Instructions for the task: Each entry below should be reproduced character for character.

Given information:
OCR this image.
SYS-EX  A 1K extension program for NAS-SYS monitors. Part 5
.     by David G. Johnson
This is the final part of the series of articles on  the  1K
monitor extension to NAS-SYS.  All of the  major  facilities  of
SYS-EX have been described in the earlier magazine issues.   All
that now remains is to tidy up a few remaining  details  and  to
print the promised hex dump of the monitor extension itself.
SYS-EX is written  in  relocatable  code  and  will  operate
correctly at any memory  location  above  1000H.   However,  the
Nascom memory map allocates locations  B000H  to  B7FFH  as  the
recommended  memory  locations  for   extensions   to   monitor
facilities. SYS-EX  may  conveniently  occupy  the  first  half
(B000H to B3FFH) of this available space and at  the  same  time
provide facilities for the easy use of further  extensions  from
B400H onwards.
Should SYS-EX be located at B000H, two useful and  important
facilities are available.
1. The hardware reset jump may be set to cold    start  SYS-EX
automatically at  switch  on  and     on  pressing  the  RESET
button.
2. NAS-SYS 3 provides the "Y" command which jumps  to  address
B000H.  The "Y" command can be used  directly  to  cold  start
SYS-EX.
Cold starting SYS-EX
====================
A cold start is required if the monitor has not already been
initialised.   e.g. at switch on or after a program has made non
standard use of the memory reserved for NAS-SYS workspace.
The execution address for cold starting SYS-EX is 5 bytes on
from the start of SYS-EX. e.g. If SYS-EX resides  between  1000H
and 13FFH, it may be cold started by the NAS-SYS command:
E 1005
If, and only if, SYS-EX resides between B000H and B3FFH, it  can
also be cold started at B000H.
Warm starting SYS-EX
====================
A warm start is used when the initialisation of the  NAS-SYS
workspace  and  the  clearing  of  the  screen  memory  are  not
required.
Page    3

Task response:
OCR this image.
SYS-EX  A 1K extension program for NAS-SYS monitors. Part 5
.     by David G. Johnson
This is the final part of the series of articles on  the  1K
monitor extension to NAS-SYS.  All of the  major  facilities  of
SYS-EX have been described in the earlier magazine issues.   All
that now remains is to tidy up a few remaining  details  and  to
print the promised hex dump of the monitor extension itself.
SYS-EX is written  in  relocatable  code  and  will  operate
correctly at any memory  location  above  1000H.   However,  the
Nascom memory map allocates locations  B000H  to  B7FFH  as  the
recommended  memory  locations  for   extensions   to   monitor
facilities. SYS-EX  may  conveniently  occupy  the  first  half
(B000H to B3FFH) of this available space and at  the  same  time
provide facilities for the easy use of further  extensions  from
B400H onwards.
Should SYS-EX be located at B000H, two useful and  important
facilities are available.
1. The hardware reset jump may be set to cold    start  SYS-EX
automatically at  switch  on  and     on  pressing  the  RESET
button.
2. NAS-SYS 3 provides the "Y" command which jumps  to  address
B000H.  The "Y" command can be used  directly  to  cold  start
SYS-EX.
Cold starting SYS-EX
====================
A cold start is required if the monitor has not already been
initialised.   e.g. at switch on or after a program has made non
standard use of the memory reserved for NAS-SYS workspace.
The execution address for cold starting SYS-EX is 5 bytes on
from the start of SYS-EX. e.g. If SYS-EX resides  between  1000H
and 13FFH, it may be cold started by the NAS-SYS command:
E 1005
If, and only if, SYS-EX resides between B000H and B3FFH, it  can
also be cold started at B000H.
Warm starting SYS-EX
====================
A warm start is used when the initialisation of the  NAS-SYS
workspace  and  the  clearing  of  the  screen  memory  are  not
required.
Page    3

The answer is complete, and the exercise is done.